# START OF GIVEN ENTRIES

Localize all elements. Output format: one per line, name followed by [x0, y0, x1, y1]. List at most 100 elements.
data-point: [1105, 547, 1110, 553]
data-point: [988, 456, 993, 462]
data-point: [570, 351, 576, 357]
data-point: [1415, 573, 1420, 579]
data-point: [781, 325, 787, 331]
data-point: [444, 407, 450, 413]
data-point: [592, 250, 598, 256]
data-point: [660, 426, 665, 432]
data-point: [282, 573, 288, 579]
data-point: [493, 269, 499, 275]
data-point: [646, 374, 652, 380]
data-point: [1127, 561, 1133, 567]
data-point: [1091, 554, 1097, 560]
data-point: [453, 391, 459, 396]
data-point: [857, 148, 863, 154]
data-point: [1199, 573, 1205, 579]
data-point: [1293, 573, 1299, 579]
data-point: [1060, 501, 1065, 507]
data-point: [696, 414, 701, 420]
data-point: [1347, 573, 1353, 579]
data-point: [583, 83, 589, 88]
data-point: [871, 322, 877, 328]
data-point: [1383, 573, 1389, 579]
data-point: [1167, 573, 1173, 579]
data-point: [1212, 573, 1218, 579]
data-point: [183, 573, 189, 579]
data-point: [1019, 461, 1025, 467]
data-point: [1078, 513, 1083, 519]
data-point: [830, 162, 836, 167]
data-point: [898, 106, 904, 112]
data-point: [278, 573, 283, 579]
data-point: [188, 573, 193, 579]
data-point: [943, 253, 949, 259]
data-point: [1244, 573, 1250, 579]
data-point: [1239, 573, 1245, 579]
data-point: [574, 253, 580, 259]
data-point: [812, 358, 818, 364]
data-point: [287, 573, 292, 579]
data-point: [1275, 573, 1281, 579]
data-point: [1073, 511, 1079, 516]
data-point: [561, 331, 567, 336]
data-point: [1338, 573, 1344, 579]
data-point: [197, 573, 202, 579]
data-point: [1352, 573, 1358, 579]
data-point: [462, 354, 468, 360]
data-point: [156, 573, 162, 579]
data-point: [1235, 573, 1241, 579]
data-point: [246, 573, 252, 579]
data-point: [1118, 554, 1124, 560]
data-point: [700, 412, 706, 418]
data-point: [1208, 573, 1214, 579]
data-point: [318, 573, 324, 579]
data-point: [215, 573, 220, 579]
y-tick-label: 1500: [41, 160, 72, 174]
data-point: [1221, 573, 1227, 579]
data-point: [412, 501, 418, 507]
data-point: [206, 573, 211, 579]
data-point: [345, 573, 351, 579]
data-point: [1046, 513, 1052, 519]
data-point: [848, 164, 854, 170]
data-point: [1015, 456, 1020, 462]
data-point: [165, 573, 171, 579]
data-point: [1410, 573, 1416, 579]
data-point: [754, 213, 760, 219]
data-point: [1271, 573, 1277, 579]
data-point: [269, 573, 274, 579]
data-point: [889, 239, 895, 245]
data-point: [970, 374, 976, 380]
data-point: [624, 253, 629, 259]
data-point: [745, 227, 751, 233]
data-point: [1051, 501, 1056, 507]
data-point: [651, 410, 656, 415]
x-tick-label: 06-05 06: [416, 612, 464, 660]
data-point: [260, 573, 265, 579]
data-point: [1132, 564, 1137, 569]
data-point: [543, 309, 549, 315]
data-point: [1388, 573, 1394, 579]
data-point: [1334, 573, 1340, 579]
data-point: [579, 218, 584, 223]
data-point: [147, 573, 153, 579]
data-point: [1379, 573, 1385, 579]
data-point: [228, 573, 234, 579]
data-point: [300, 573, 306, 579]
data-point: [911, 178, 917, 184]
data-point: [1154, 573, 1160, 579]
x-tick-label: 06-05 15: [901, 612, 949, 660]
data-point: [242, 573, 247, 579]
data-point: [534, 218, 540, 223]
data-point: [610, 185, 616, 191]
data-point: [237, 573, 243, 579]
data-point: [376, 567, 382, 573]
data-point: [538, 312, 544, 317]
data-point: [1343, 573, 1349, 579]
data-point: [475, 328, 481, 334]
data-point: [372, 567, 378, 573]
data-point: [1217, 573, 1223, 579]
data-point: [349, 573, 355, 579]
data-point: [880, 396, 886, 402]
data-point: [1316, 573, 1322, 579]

# END OF GIVEN ENTRIES

# PROBLEM DESCRIPTION
Copy every line of the item above verbatim, without changing any character.

# ANSWER TO THE PROBLEM
Localize all elements. Output format: one per line, name followed by [x0, y0, x1, y1]. List at most 100 elements.
data-point: [1105, 547, 1110, 553]
data-point: [988, 456, 993, 462]
data-point: [570, 351, 576, 357]
data-point: [1415, 573, 1420, 579]
data-point: [781, 325, 787, 331]
data-point: [444, 407, 450, 413]
data-point: [592, 250, 598, 256]
data-point: [660, 426, 665, 432]
data-point: [282, 573, 288, 579]
data-point: [493, 269, 499, 275]
data-point: [646, 374, 652, 380]
data-point: [1127, 561, 1133, 567]
data-point: [1091, 554, 1097, 560]
data-point: [453, 391, 459, 396]
data-point: [857, 148, 863, 154]
data-point: [1199, 573, 1205, 579]
data-point: [1293, 573, 1299, 579]
data-point: [1060, 501, 1065, 507]
data-point: [696, 414, 701, 420]
data-point: [1347, 573, 1353, 579]
data-point: [583, 83, 589, 88]
data-point: [871, 322, 877, 328]
data-point: [1383, 573, 1389, 579]
data-point: [1167, 573, 1173, 579]
data-point: [1212, 573, 1218, 579]
data-point: [183, 573, 189, 579]
data-point: [1019, 461, 1025, 467]
data-point: [1078, 513, 1083, 519]
data-point: [830, 162, 836, 167]
data-point: [898, 106, 904, 112]
data-point: [278, 573, 283, 579]
data-point: [188, 573, 193, 579]
data-point: [943, 253, 949, 259]
data-point: [1244, 573, 1250, 579]
data-point: [1239, 573, 1245, 579]
data-point: [574, 253, 580, 259]
data-point: [812, 358, 818, 364]
data-point: [287, 573, 292, 579]
data-point: [1275, 573, 1281, 579]
data-point: [1073, 511, 1079, 516]
data-point: [561, 331, 567, 336]
data-point: [1338, 573, 1344, 579]
data-point: [197, 573, 202, 579]
data-point: [1352, 573, 1358, 579]
data-point: [462, 354, 468, 360]
data-point: [156, 573, 162, 579]
data-point: [1235, 573, 1241, 579]
data-point: [246, 573, 252, 579]
data-point: [1118, 554, 1124, 560]
data-point: [700, 412, 706, 418]
data-point: [1208, 573, 1214, 579]
data-point: [318, 573, 324, 579]
data-point: [215, 573, 220, 579]
y-tick-label: 1500: [41, 160, 72, 174]
data-point: [1221, 573, 1227, 579]
data-point: [412, 501, 418, 507]
data-point: [206, 573, 211, 579]
data-point: [345, 573, 351, 579]
data-point: [1046, 513, 1052, 519]
data-point: [848, 164, 854, 170]
data-point: [1015, 456, 1020, 462]
data-point: [165, 573, 171, 579]
data-point: [1410, 573, 1416, 579]
data-point: [754, 213, 760, 219]
data-point: [1271, 573, 1277, 579]
data-point: [269, 573, 274, 579]
data-point: [889, 239, 895, 245]
data-point: [970, 374, 976, 380]
data-point: [624, 253, 629, 259]
data-point: [745, 227, 751, 233]
data-point: [1051, 501, 1056, 507]
data-point: [651, 410, 656, 415]
x-tick-label: 06-05 06: [416, 612, 464, 660]
data-point: [260, 573, 265, 579]
data-point: [1132, 564, 1137, 569]
data-point: [543, 309, 549, 315]
data-point: [1388, 573, 1394, 579]
data-point: [1334, 573, 1340, 579]
data-point: [579, 218, 584, 223]
data-point: [147, 573, 153, 579]
data-point: [1379, 573, 1385, 579]
data-point: [228, 573, 234, 579]
data-point: [300, 573, 306, 579]
data-point: [911, 178, 917, 184]
data-point: [1154, 573, 1160, 579]
x-tick-label: 06-05 15: [901, 612, 949, 660]
data-point: [242, 573, 247, 579]
data-point: [534, 218, 540, 223]
data-point: [610, 185, 616, 191]
data-point: [237, 573, 243, 579]
data-point: [376, 567, 382, 573]
data-point: [538, 312, 544, 317]
data-point: [1343, 573, 1349, 579]
data-point: [475, 328, 481, 334]
data-point: [372, 567, 378, 573]
data-point: [1217, 573, 1223, 579]
data-point: [349, 573, 355, 579]
data-point: [880, 396, 886, 402]
data-point: [1316, 573, 1322, 579]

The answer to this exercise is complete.